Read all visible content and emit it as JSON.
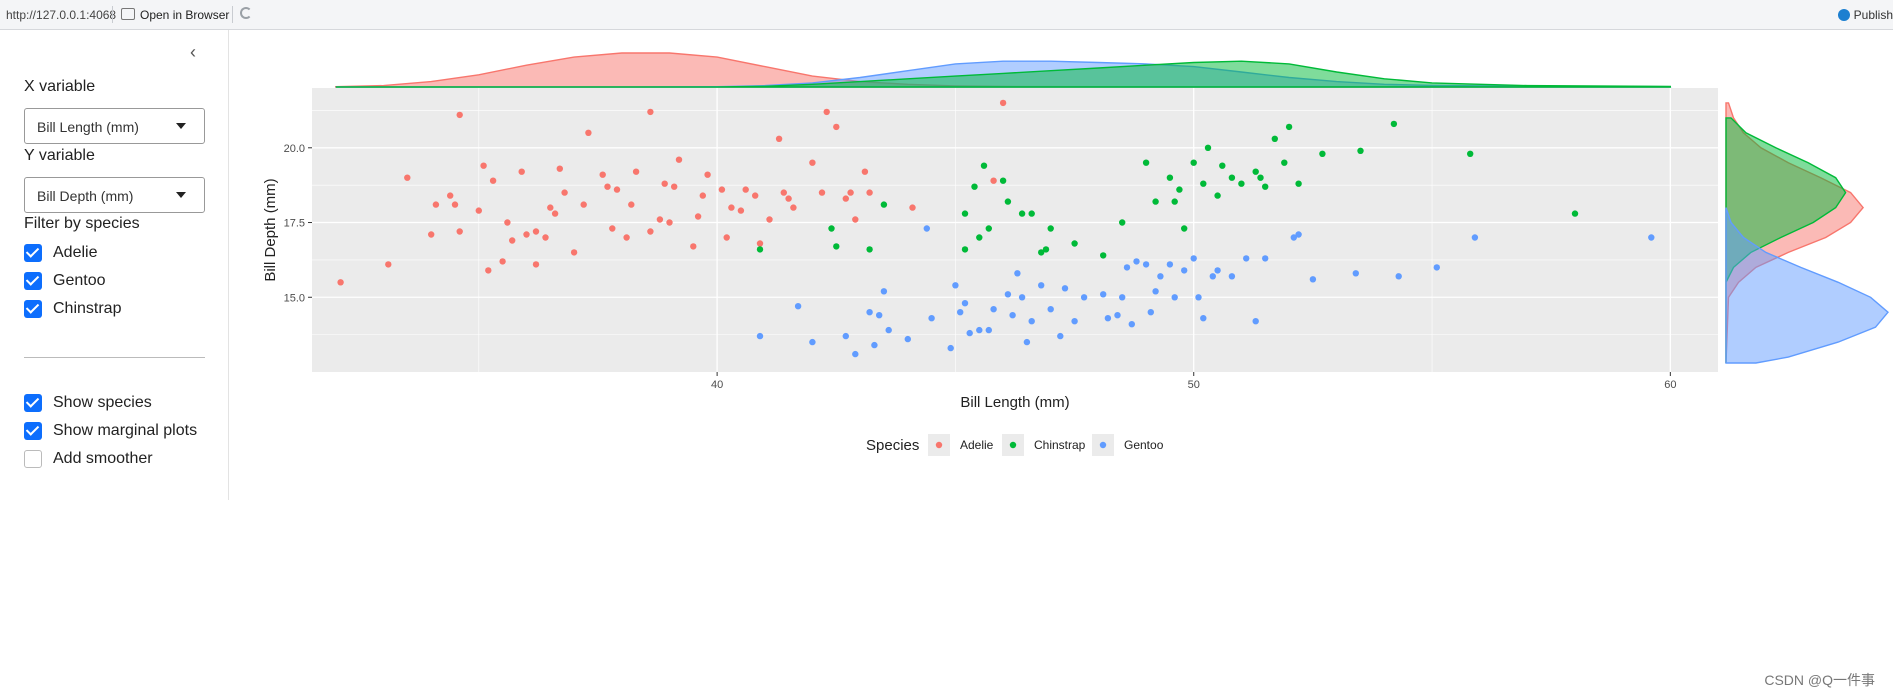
{
  "browser": {
    "url": "http://127.0.0.1:4068",
    "open_label": "Open in Browser",
    "publish_label": "Publish"
  },
  "sidebar": {
    "x_variable_label": "X variable",
    "x_variable_value": "Bill Length (mm)",
    "y_variable_label": "Y variable",
    "y_variable_value": "Bill Depth (mm)",
    "filter_label": "Filter by species",
    "species_checks": [
      {
        "label": "Adelie",
        "checked": true
      },
      {
        "label": "Gentoo",
        "checked": true
      },
      {
        "label": "Chinstrap",
        "checked": true
      }
    ],
    "options": [
      {
        "label": "Show species",
        "checked": true
      },
      {
        "label": "Show marginal plots",
        "checked": true
      },
      {
        "label": "Add smoother",
        "checked": false
      }
    ]
  },
  "colors": {
    "Adelie": "#F8766D",
    "Chinstrap": "#00BA38",
    "Gentoo": "#619CFF",
    "panel_bg": "#EBEBEB",
    "checkbox": "#0d6efd"
  },
  "chart_data": {
    "type": "scatter",
    "xlabel": "Bill Length (mm)",
    "ylabel": "Bill Depth (mm)",
    "xlim": [
      31.5,
      61
    ],
    "ylim": [
      12.5,
      22
    ],
    "x_ticks": [
      "40",
      "50",
      "60"
    ],
    "y_ticks": [
      "15.0",
      "17.5",
      "20.0"
    ],
    "legend_title": "Species",
    "legend_position": "bottom",
    "marginal": "density",
    "grid": true,
    "series": [
      {
        "name": "Adelie",
        "points": [
          [
            32.1,
            15.5
          ],
          [
            33.1,
            16.1
          ],
          [
            33.5,
            19.0
          ],
          [
            34.0,
            17.1
          ],
          [
            34.1,
            18.1
          ],
          [
            34.4,
            18.4
          ],
          [
            34.5,
            18.1
          ],
          [
            34.6,
            21.1
          ],
          [
            34.6,
            17.2
          ],
          [
            35.0,
            17.9
          ],
          [
            35.1,
            19.4
          ],
          [
            35.2,
            15.9
          ],
          [
            35.3,
            18.9
          ],
          [
            35.5,
            16.2
          ],
          [
            35.6,
            17.5
          ],
          [
            35.7,
            16.9
          ],
          [
            35.9,
            19.2
          ],
          [
            36.0,
            17.1
          ],
          [
            36.2,
            17.2
          ],
          [
            36.2,
            16.1
          ],
          [
            36.4,
            17.0
          ],
          [
            36.5,
            18.0
          ],
          [
            36.6,
            17.8
          ],
          [
            36.7,
            19.3
          ],
          [
            36.8,
            18.5
          ],
          [
            37.0,
            16.5
          ],
          [
            37.2,
            18.1
          ],
          [
            37.3,
            20.5
          ],
          [
            37.6,
            19.1
          ],
          [
            37.7,
            18.7
          ],
          [
            37.8,
            17.3
          ],
          [
            37.9,
            18.6
          ],
          [
            38.1,
            17.0
          ],
          [
            38.2,
            18.1
          ],
          [
            38.3,
            19.2
          ],
          [
            38.6,
            21.2
          ],
          [
            38.6,
            17.2
          ],
          [
            38.8,
            17.6
          ],
          [
            38.9,
            18.8
          ],
          [
            39.0,
            17.5
          ],
          [
            39.1,
            18.7
          ],
          [
            39.2,
            19.6
          ],
          [
            39.5,
            16.7
          ],
          [
            39.6,
            17.7
          ],
          [
            39.7,
            18.4
          ],
          [
            39.8,
            19.1
          ],
          [
            40.1,
            18.6
          ],
          [
            40.2,
            17.0
          ],
          [
            40.3,
            18.0
          ],
          [
            40.5,
            17.9
          ],
          [
            40.6,
            18.6
          ],
          [
            40.8,
            18.4
          ],
          [
            40.9,
            16.8
          ],
          [
            41.1,
            17.6
          ],
          [
            41.3,
            20.3
          ],
          [
            41.4,
            18.5
          ],
          [
            41.5,
            18.3
          ],
          [
            41.6,
            18.0
          ],
          [
            42.0,
            19.5
          ],
          [
            42.2,
            18.5
          ],
          [
            42.3,
            21.2
          ],
          [
            42.5,
            20.7
          ],
          [
            42.7,
            18.3
          ],
          [
            42.8,
            18.5
          ],
          [
            42.9,
            17.6
          ],
          [
            43.1,
            19.2
          ],
          [
            43.2,
            18.5
          ],
          [
            44.1,
            18.0
          ],
          [
            45.8,
            18.9
          ],
          [
            46.0,
            21.5
          ]
        ]
      },
      {
        "name": "Chinstrap",
        "points": [
          [
            40.9,
            16.6
          ],
          [
            42.4,
            17.3
          ],
          [
            42.5,
            16.7
          ],
          [
            43.2,
            16.6
          ],
          [
            43.5,
            18.1
          ],
          [
            45.2,
            16.6
          ],
          [
            45.2,
            17.8
          ],
          [
            45.4,
            18.7
          ],
          [
            45.5,
            17.0
          ],
          [
            45.6,
            19.4
          ],
          [
            45.7,
            17.3
          ],
          [
            46.0,
            18.9
          ],
          [
            46.1,
            18.2
          ],
          [
            46.4,
            17.8
          ],
          [
            46.6,
            17.8
          ],
          [
            46.8,
            16.5
          ],
          [
            46.9,
            16.6
          ],
          [
            47.0,
            17.3
          ],
          [
            47.5,
            16.8
          ],
          [
            48.1,
            16.4
          ],
          [
            48.5,
            17.5
          ],
          [
            49.0,
            19.5
          ],
          [
            49.2,
            18.2
          ],
          [
            49.5,
            19.0
          ],
          [
            49.6,
            18.2
          ],
          [
            49.7,
            18.6
          ],
          [
            49.8,
            17.3
          ],
          [
            50.0,
            19.5
          ],
          [
            50.2,
            18.8
          ],
          [
            50.3,
            20.0
          ],
          [
            50.5,
            18.4
          ],
          [
            50.6,
            19.4
          ],
          [
            50.8,
            19.0
          ],
          [
            51.0,
            18.8
          ],
          [
            51.3,
            19.2
          ],
          [
            51.4,
            19.0
          ],
          [
            51.5,
            18.7
          ],
          [
            51.7,
            20.3
          ],
          [
            51.9,
            19.5
          ],
          [
            52.0,
            20.7
          ],
          [
            52.2,
            18.8
          ],
          [
            52.7,
            19.8
          ],
          [
            53.5,
            19.9
          ],
          [
            54.2,
            20.8
          ],
          [
            55.8,
            19.8
          ],
          [
            58.0,
            17.8
          ]
        ]
      },
      {
        "name": "Gentoo",
        "points": [
          [
            40.9,
            13.7
          ],
          [
            41.7,
            14.7
          ],
          [
            42.0,
            13.5
          ],
          [
            42.7,
            13.7
          ],
          [
            42.9,
            13.1
          ],
          [
            43.2,
            14.5
          ],
          [
            43.3,
            13.4
          ],
          [
            43.4,
            14.4
          ],
          [
            43.5,
            15.2
          ],
          [
            43.6,
            13.9
          ],
          [
            44.0,
            13.6
          ],
          [
            44.4,
            17.3
          ],
          [
            44.5,
            14.3
          ],
          [
            44.9,
            13.3
          ],
          [
            45.0,
            15.4
          ],
          [
            45.1,
            14.5
          ],
          [
            45.2,
            14.8
          ],
          [
            45.3,
            13.8
          ],
          [
            45.5,
            13.9
          ],
          [
            45.7,
            13.9
          ],
          [
            45.8,
            14.6
          ],
          [
            46.1,
            15.1
          ],
          [
            46.2,
            14.4
          ],
          [
            46.3,
            15.8
          ],
          [
            46.4,
            15.0
          ],
          [
            46.5,
            13.5
          ],
          [
            46.6,
            14.2
          ],
          [
            46.8,
            15.4
          ],
          [
            47.0,
            14.6
          ],
          [
            47.2,
            13.7
          ],
          [
            47.3,
            15.3
          ],
          [
            47.5,
            14.2
          ],
          [
            47.7,
            15.0
          ],
          [
            48.1,
            15.1
          ],
          [
            48.2,
            14.3
          ],
          [
            48.4,
            14.4
          ],
          [
            48.5,
            15.0
          ],
          [
            48.6,
            16.0
          ],
          [
            48.7,
            14.1
          ],
          [
            48.8,
            16.2
          ],
          [
            49.0,
            16.1
          ],
          [
            49.1,
            14.5
          ],
          [
            49.2,
            15.2
          ],
          [
            49.3,
            15.7
          ],
          [
            49.5,
            16.1
          ],
          [
            49.6,
            15.0
          ],
          [
            49.8,
            15.9
          ],
          [
            50.0,
            16.3
          ],
          [
            50.1,
            15.0
          ],
          [
            50.2,
            14.3
          ],
          [
            50.4,
            15.7
          ],
          [
            50.5,
            15.9
          ],
          [
            50.8,
            15.7
          ],
          [
            51.1,
            16.3
          ],
          [
            51.3,
            14.2
          ],
          [
            51.5,
            16.3
          ],
          [
            52.1,
            17.0
          ],
          [
            52.2,
            17.1
          ],
          [
            52.5,
            15.6
          ],
          [
            53.4,
            15.8
          ],
          [
            54.3,
            15.7
          ],
          [
            55.1,
            16.0
          ],
          [
            55.9,
            17.0
          ],
          [
            59.6,
            17.0
          ]
        ]
      }
    ],
    "x_density": [
      {
        "name": "Adelie",
        "x": [
          32,
          33,
          34,
          35,
          36,
          37,
          38,
          39,
          40,
          41,
          42,
          43,
          44,
          45,
          46,
          48,
          50,
          55,
          60
        ],
        "y": [
          0.002,
          0.01,
          0.04,
          0.09,
          0.16,
          0.22,
          0.25,
          0.25,
          0.22,
          0.15,
          0.08,
          0.04,
          0.02,
          0.008,
          0.004,
          0.002,
          0.001,
          0.0,
          0.0
        ]
      },
      {
        "name": "Gentoo",
        "x": [
          32,
          38,
          40,
          41,
          42,
          43,
          44,
          45,
          46,
          47,
          48,
          49,
          50,
          51,
          52,
          53,
          54,
          55,
          57,
          60
        ],
        "y": [
          0.0,
          0.0,
          0.002,
          0.01,
          0.03,
          0.07,
          0.12,
          0.17,
          0.19,
          0.19,
          0.18,
          0.17,
          0.15,
          0.11,
          0.07,
          0.04,
          0.02,
          0.012,
          0.006,
          0.002
        ]
      },
      {
        "name": "Chinstrap",
        "x": [
          32,
          40,
          41,
          42,
          43,
          44,
          45,
          46,
          47,
          48,
          49,
          50,
          51,
          52,
          53,
          54,
          55,
          57,
          60
        ],
        "y": [
          0.0,
          0.001,
          0.005,
          0.02,
          0.04,
          0.06,
          0.08,
          0.1,
          0.12,
          0.14,
          0.16,
          0.18,
          0.19,
          0.17,
          0.11,
          0.06,
          0.03,
          0.01,
          0.004
        ]
      }
    ],
    "y_density": [
      {
        "name": "Adelie",
        "y": [
          12.8,
          15,
          15.5,
          16,
          16.5,
          17,
          17.5,
          18,
          18.5,
          19,
          19.5,
          20,
          20.5,
          21,
          21.5
        ],
        "d": [
          0.0,
          0.01,
          0.05,
          0.12,
          0.25,
          0.4,
          0.5,
          0.55,
          0.5,
          0.38,
          0.25,
          0.14,
          0.07,
          0.03,
          0.01
        ]
      },
      {
        "name": "Chinstrap",
        "y": [
          12.8,
          15.5,
          16,
          16.5,
          17,
          17.5,
          18,
          18.5,
          19,
          19.5,
          20,
          20.5,
          21
        ],
        "d": [
          0.0,
          0.0,
          0.03,
          0.1,
          0.22,
          0.35,
          0.44,
          0.48,
          0.44,
          0.33,
          0.2,
          0.08,
          0.02
        ]
      },
      {
        "name": "Gentoo",
        "y": [
          12.8,
          13,
          13.5,
          14,
          14.5,
          15,
          15.5,
          16,
          16.5,
          17,
          17.5,
          18
        ],
        "d": [
          0.12,
          0.25,
          0.45,
          0.6,
          0.65,
          0.58,
          0.45,
          0.3,
          0.16,
          0.07,
          0.02,
          0.0
        ]
      }
    ]
  },
  "watermark": "CSDN @Q一件事"
}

**Problem**. Copy out each line of the entries that holds "Show".

**Exercise output**.
        "label": "Show species",
        "label": "Show marginal plots",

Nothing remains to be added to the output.